» **WHAT TO PRODUCE**: Records follow. Pull out every line that contains "Beograd".

┄┄┄┄┄┄┄┄┄┄┄┄┄┄┄┄┄┄┄┄

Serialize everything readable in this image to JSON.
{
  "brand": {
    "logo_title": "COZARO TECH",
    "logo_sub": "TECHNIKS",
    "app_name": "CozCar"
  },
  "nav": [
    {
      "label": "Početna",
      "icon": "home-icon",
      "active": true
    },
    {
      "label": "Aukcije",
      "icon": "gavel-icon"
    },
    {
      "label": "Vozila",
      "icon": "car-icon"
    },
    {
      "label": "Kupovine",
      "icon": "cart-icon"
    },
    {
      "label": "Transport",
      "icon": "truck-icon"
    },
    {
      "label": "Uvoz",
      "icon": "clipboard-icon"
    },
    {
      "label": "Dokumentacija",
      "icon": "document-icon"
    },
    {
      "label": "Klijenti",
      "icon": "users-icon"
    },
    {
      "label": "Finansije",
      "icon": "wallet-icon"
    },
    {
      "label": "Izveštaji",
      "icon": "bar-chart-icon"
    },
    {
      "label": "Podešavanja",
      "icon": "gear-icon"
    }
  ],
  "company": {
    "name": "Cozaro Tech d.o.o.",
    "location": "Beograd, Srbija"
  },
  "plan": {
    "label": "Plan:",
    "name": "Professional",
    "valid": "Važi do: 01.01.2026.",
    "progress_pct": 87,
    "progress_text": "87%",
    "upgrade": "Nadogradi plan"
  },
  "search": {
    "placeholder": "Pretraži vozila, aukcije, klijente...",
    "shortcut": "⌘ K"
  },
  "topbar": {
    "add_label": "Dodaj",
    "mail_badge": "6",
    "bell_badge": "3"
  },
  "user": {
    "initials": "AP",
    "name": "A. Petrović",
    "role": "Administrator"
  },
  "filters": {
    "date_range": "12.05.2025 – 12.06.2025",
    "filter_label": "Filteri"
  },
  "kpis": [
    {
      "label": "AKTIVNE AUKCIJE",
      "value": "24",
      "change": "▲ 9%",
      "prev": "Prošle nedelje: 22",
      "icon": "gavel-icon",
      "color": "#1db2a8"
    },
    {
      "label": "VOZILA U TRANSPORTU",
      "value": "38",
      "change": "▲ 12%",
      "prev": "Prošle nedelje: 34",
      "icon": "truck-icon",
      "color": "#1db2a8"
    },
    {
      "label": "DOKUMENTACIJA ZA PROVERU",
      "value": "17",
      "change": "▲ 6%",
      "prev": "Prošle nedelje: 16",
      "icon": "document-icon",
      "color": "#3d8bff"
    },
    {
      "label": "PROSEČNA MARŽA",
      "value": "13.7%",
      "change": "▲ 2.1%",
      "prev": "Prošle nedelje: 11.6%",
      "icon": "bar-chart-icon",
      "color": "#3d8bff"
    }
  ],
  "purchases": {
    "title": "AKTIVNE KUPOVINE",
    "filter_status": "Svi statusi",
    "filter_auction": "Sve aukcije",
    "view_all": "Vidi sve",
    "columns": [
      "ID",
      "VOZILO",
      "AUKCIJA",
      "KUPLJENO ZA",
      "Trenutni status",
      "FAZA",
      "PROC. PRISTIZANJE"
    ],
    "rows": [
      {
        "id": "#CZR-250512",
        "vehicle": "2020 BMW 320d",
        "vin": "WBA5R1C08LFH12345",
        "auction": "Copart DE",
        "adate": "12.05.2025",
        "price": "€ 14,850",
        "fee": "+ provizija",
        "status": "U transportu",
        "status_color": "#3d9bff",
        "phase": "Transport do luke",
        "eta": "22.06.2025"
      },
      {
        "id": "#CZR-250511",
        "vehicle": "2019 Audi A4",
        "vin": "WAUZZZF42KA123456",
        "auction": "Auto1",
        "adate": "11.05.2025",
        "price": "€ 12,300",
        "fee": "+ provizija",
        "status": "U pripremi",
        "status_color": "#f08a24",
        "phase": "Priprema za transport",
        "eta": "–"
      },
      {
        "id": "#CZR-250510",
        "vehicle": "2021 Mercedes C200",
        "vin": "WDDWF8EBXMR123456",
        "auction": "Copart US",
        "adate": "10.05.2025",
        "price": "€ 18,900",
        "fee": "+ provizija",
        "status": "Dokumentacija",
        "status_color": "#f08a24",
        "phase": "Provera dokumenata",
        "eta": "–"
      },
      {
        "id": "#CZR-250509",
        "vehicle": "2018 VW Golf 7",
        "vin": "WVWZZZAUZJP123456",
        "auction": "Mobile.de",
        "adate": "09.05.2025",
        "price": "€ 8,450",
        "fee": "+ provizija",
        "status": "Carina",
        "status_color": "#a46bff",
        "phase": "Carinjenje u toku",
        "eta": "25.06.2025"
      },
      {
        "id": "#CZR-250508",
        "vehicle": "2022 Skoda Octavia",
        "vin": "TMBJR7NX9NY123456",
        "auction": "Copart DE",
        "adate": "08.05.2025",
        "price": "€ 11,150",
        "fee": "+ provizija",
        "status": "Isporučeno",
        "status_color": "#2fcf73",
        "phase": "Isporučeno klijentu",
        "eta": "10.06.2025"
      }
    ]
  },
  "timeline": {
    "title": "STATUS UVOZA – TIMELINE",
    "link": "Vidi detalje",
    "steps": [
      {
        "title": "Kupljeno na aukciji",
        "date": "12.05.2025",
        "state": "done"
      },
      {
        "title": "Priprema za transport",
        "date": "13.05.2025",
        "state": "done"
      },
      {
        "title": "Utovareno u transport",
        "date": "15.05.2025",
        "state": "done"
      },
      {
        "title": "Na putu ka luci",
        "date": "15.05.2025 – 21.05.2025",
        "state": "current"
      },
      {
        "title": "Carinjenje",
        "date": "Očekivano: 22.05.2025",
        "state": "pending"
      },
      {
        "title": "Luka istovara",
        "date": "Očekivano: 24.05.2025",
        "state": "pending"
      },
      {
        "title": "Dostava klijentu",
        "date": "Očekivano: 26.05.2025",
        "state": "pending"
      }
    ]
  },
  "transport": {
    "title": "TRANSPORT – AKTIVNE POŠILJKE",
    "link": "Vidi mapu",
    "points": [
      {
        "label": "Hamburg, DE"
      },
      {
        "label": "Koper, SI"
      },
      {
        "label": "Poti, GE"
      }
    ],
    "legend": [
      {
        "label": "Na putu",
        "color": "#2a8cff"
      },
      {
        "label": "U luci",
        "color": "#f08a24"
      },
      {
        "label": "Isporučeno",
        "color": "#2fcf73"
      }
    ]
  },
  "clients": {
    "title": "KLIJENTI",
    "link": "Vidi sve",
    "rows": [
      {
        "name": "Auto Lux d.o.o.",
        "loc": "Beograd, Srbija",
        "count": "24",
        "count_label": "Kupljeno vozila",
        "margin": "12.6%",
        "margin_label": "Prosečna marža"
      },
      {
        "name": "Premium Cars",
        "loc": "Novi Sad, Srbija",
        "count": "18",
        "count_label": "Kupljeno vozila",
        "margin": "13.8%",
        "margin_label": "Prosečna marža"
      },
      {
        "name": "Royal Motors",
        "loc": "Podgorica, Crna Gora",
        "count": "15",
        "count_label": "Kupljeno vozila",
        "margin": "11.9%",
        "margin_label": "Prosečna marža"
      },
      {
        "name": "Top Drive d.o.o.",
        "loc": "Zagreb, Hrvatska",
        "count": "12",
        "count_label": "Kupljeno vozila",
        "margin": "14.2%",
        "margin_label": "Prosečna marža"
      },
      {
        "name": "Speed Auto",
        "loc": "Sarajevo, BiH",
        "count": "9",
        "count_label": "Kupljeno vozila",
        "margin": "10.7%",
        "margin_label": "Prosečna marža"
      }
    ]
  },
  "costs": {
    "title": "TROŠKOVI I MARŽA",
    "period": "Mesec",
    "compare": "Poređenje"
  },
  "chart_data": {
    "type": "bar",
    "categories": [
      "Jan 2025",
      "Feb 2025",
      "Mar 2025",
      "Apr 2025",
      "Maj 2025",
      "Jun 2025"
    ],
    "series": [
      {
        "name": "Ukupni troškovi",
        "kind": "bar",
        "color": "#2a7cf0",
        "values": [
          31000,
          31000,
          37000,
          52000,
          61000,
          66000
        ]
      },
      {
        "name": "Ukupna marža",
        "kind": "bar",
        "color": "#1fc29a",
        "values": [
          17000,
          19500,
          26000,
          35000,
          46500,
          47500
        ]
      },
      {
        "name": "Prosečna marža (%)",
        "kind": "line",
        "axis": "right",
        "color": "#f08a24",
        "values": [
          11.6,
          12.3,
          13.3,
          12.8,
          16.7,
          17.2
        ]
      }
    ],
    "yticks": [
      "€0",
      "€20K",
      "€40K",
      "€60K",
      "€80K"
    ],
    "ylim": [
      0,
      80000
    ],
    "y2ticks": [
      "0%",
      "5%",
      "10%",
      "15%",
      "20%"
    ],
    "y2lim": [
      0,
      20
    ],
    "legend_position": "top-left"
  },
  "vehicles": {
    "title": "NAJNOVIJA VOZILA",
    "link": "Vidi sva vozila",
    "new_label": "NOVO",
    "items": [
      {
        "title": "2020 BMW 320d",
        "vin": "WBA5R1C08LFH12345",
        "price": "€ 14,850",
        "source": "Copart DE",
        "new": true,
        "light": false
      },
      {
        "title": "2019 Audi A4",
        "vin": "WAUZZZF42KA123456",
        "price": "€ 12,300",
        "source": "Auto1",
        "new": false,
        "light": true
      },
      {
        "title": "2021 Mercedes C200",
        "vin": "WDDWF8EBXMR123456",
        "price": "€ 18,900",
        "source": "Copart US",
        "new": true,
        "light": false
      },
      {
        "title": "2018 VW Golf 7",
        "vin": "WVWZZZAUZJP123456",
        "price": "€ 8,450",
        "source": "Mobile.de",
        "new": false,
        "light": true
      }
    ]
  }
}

┄┄┄┄┄┄┄┄┄┄┄┄┄┄┄┄┄┄┄┄

» **SOLUTION TO THIS EXERCISE**:
    "location": "Beograd, Srbija"
        "loc": "Beograd, Srbija",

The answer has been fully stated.